Identify each line holding the string "привлечением" and copy it.

:: EXTRACTED INFORMATION ::
━━━━━━━━━━━━━━━━

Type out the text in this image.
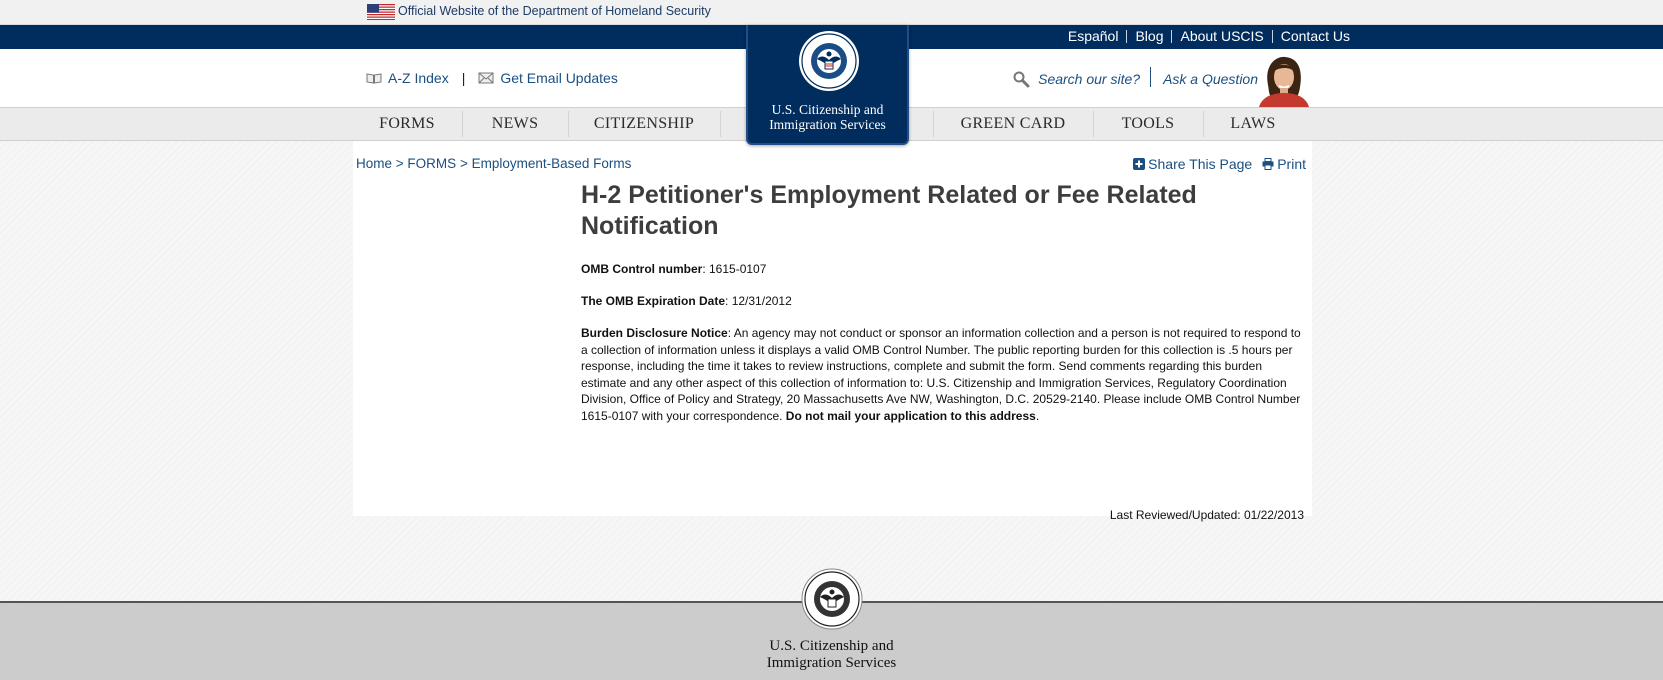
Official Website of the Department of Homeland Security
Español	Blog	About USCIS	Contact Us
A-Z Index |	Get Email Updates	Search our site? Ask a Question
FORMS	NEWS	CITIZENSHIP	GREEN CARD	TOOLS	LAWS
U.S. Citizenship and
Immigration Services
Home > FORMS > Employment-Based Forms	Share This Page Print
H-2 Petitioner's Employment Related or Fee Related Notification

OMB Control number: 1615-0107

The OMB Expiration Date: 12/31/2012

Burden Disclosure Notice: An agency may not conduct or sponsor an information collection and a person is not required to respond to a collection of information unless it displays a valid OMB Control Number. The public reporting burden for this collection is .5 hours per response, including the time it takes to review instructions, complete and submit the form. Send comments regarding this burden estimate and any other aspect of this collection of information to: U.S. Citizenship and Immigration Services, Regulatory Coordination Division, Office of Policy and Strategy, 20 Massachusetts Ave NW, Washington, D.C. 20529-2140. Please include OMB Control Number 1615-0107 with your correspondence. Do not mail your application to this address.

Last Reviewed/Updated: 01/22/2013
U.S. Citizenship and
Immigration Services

━━━━━━━━━━━━━━━━

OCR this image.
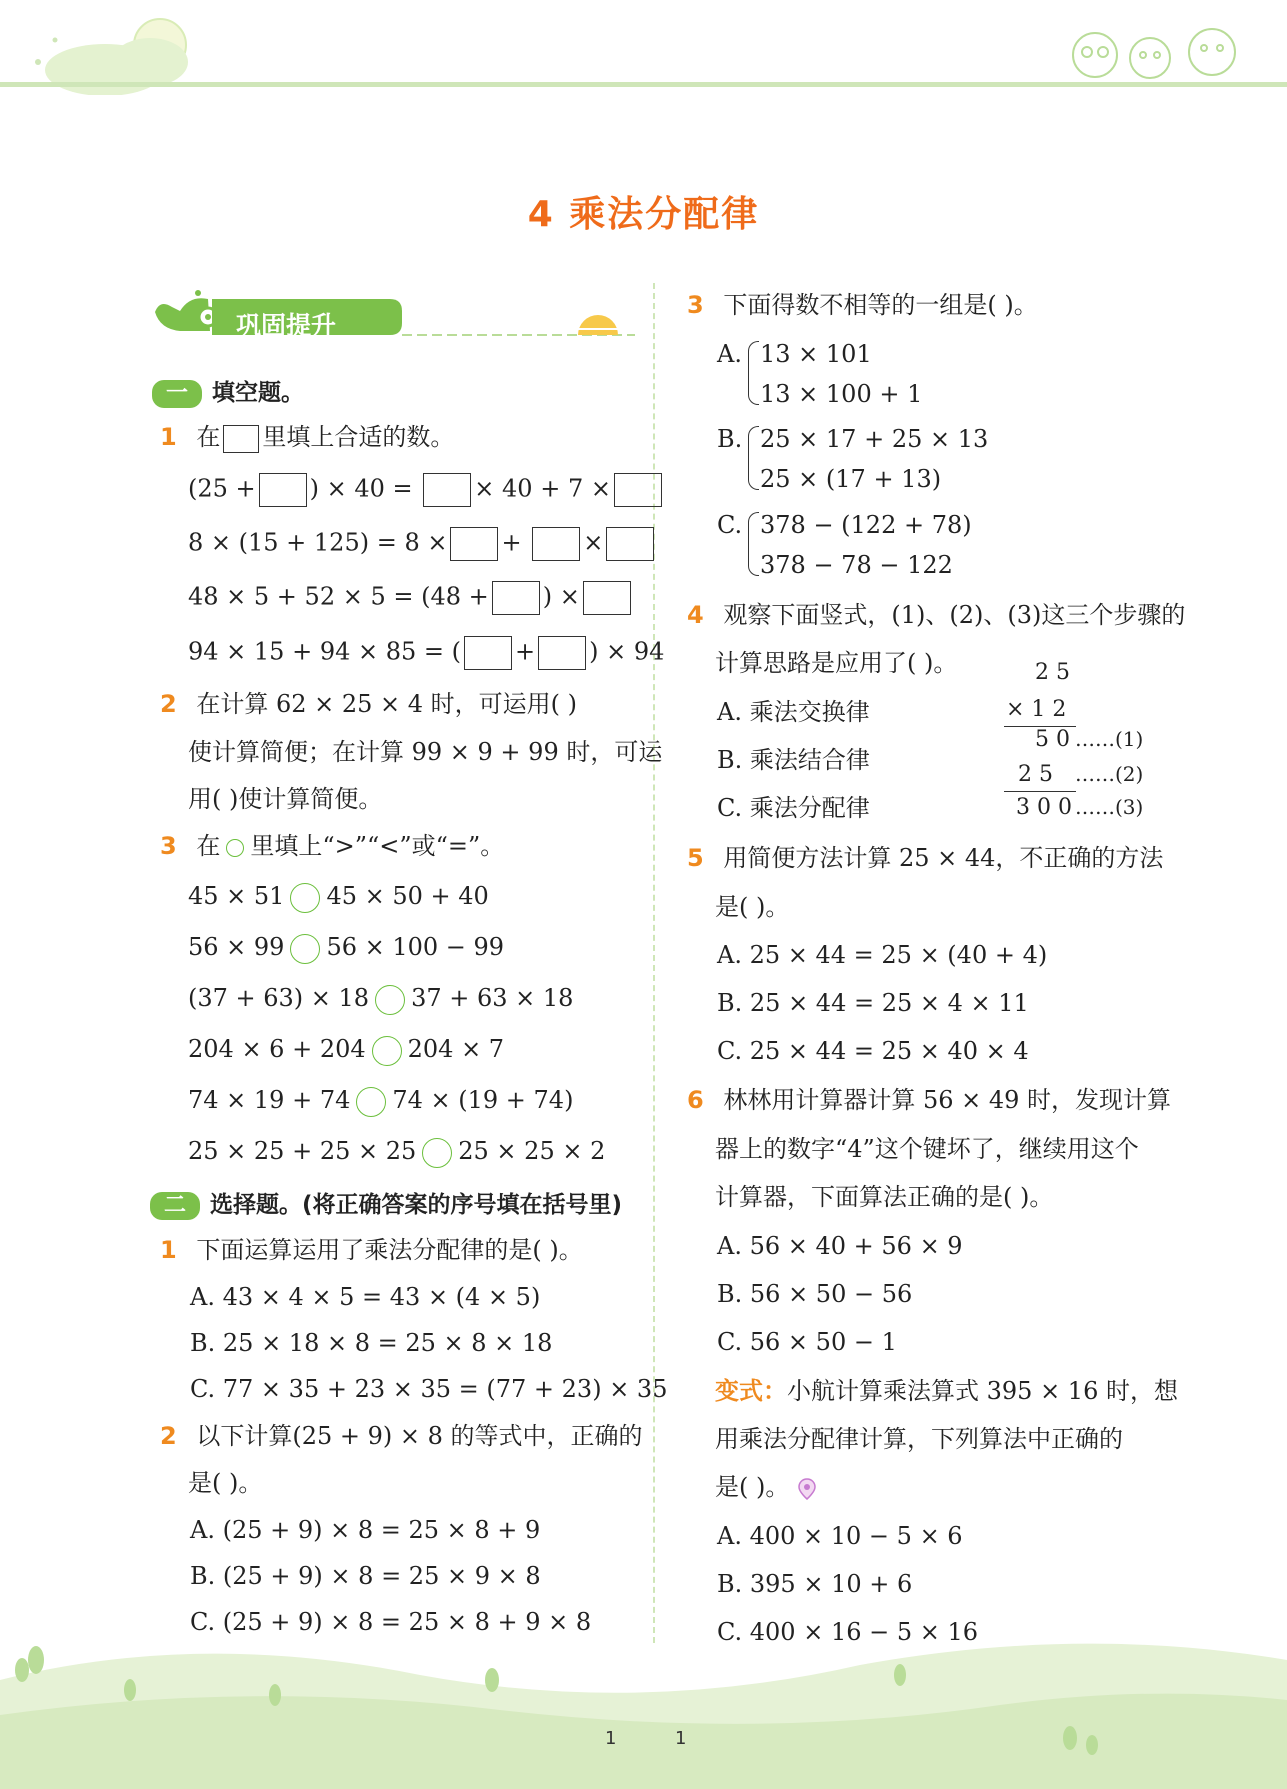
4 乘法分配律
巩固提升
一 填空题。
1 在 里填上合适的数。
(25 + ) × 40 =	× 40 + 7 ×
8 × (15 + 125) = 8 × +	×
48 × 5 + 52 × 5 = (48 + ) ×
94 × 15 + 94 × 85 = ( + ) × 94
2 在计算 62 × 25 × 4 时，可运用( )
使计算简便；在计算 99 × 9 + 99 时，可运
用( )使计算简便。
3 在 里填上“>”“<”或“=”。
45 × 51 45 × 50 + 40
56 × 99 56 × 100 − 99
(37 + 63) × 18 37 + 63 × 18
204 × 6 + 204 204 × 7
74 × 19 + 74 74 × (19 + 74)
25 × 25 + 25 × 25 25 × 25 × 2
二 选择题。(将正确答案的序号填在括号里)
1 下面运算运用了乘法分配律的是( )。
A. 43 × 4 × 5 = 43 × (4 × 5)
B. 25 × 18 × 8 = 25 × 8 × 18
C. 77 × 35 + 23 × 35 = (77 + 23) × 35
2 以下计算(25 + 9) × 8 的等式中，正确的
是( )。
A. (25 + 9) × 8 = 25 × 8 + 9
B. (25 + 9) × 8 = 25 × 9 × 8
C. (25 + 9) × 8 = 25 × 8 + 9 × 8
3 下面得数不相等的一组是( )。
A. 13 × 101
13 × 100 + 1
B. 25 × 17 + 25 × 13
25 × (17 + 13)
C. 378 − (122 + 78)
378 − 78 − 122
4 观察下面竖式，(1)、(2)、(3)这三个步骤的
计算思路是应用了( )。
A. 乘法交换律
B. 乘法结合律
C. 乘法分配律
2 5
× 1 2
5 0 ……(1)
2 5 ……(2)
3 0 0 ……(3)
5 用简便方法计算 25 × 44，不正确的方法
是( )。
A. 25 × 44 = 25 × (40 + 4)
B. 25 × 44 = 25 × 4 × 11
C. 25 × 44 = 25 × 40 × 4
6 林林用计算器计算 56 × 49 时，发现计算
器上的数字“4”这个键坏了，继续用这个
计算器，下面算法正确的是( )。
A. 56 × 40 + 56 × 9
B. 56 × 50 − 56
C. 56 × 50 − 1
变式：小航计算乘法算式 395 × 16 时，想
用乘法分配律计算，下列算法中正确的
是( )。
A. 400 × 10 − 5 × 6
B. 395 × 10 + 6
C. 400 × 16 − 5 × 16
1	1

━━━━━━━━━━━━━━━━

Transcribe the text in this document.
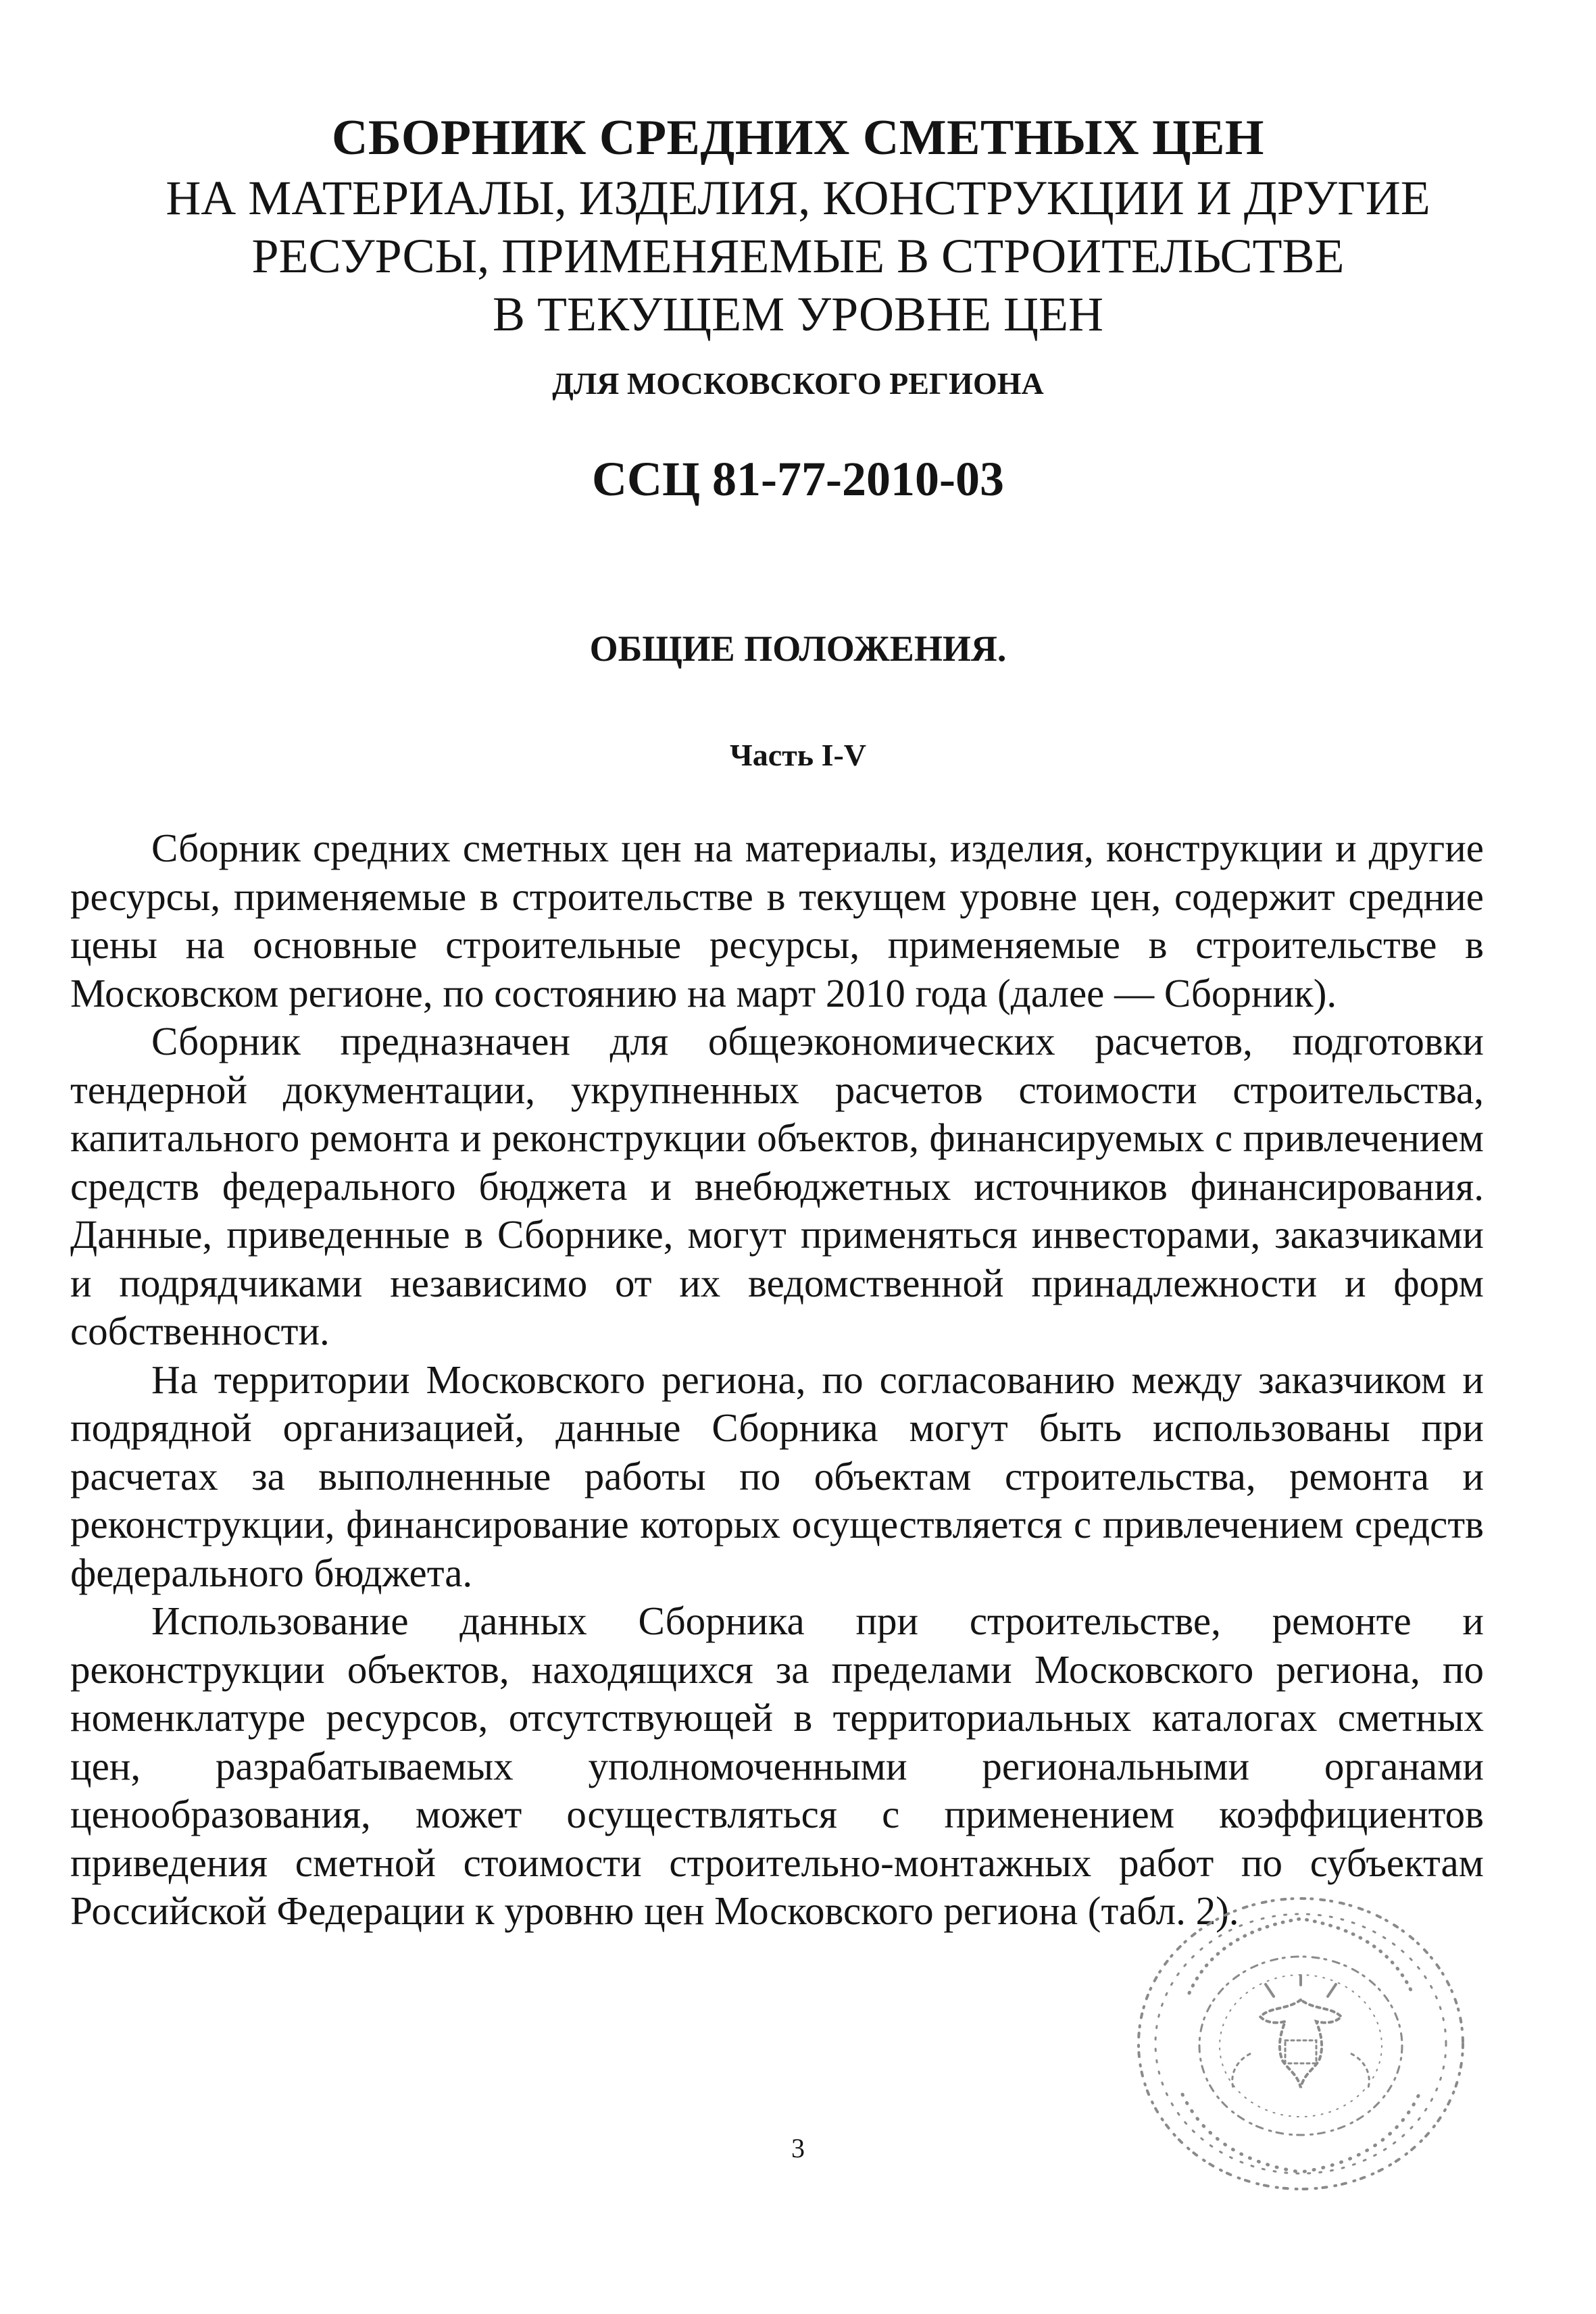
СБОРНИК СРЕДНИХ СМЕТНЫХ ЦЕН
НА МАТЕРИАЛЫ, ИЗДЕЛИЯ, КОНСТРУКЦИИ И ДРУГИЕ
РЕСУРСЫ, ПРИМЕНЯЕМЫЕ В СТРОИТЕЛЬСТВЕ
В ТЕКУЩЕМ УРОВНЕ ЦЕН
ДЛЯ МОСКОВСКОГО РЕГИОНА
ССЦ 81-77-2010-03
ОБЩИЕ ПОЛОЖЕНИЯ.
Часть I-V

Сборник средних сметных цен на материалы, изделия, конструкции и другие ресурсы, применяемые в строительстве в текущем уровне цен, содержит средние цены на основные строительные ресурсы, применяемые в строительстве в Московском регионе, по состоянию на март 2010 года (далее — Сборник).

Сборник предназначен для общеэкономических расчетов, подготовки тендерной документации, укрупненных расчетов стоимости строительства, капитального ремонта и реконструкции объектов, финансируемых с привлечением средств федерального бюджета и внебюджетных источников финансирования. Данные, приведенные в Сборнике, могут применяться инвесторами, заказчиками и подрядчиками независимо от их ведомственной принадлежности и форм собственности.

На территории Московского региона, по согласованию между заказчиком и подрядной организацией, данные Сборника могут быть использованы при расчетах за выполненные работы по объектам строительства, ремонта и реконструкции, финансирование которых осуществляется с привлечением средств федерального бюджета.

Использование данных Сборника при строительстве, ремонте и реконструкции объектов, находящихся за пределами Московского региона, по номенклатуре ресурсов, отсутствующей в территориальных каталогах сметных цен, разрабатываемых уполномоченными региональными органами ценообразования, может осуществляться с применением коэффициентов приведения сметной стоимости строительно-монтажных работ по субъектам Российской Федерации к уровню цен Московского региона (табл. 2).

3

━━━━━━━━━━━━━━━━

:: RESULT OF THIS TASK ::
Сборник предназначен для общеэкономических расчетов, подготовки тендерной документации, укрупненных расчетов стоимости строительства, капитального ремонта и реконструкции объектов, финансируемых с привлечением средств федерального бюджета и внебюджетных источников финансирования. Данные, приведенные в Сборнике, могут применяться инвесторами, заказчиками и подрядчиками независимо от их ведомственной принадлежности и форм собственности.
На территории Московского региона, по согласованию между заказчиком и подрядной организацией, данные Сборника могут быть использованы при расчетах за выполненные работы по объектам строительства, ремонта и реконструкции, финансирование которых осуществляется с привлечением средств федерального бюджета.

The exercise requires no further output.